The exercise:
Report how many lines of the listing below include the word "name". Give nothing but the number.

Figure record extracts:
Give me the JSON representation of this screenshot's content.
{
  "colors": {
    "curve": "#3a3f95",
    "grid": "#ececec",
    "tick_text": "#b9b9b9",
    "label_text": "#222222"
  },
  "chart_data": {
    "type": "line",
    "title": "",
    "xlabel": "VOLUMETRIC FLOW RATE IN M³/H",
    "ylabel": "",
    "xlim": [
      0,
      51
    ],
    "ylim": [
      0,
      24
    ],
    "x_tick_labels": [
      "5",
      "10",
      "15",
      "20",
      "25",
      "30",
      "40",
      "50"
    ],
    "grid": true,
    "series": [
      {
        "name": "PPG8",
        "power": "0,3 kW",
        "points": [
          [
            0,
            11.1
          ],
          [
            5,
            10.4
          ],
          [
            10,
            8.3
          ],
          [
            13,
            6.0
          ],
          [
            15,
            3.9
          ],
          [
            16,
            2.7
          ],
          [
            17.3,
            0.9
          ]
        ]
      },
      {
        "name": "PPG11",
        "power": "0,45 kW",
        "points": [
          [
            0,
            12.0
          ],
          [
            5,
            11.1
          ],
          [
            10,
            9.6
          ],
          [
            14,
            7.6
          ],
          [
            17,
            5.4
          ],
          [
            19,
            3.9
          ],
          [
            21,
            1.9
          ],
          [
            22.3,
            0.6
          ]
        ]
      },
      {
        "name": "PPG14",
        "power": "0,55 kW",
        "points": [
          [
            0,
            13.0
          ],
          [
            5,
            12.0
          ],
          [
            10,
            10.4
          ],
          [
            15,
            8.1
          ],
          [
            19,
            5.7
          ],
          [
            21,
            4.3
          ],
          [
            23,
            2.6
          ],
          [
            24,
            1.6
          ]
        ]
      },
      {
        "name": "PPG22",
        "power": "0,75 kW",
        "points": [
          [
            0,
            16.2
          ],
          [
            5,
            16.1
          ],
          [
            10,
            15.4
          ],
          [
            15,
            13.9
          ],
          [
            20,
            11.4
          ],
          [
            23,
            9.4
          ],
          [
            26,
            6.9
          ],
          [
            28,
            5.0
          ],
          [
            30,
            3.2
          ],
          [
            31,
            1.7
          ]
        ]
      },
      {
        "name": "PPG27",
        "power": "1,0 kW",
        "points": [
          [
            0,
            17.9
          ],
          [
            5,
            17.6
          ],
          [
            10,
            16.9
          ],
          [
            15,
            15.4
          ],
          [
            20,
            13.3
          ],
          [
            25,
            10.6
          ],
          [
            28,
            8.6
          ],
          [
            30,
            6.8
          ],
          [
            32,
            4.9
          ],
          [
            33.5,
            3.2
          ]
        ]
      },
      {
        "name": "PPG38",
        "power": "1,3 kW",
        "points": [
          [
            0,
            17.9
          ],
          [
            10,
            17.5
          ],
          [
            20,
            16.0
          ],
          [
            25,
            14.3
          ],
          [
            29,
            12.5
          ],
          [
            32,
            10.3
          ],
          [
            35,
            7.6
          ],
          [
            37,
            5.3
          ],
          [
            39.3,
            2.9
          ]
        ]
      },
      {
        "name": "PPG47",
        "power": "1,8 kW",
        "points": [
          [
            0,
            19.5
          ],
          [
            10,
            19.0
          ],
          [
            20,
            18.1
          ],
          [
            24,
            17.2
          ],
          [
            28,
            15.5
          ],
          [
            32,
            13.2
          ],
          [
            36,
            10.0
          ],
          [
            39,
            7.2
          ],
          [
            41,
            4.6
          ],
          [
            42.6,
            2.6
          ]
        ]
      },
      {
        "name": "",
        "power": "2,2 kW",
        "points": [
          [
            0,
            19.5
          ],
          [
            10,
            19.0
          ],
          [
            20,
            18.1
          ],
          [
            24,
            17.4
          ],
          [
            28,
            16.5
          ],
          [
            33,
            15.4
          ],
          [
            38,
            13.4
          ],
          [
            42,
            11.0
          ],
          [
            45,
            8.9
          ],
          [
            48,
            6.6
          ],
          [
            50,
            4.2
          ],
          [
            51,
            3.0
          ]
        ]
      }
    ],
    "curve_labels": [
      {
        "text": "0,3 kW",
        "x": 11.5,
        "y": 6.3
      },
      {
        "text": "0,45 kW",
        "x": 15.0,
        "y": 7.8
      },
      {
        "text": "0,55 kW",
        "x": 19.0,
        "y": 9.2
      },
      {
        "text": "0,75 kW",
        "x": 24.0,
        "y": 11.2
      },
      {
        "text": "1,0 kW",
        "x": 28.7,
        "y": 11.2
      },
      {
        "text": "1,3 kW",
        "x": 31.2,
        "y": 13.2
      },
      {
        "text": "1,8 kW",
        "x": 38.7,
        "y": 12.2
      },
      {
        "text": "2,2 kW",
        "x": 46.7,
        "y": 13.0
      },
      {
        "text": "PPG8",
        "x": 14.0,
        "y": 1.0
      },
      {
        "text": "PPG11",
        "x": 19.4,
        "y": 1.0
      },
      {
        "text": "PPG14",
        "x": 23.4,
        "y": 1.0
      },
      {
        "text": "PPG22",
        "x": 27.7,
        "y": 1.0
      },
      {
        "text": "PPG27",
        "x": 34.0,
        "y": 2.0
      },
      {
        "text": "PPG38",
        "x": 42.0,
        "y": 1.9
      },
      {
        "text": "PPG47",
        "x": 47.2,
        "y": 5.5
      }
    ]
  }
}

Result:
8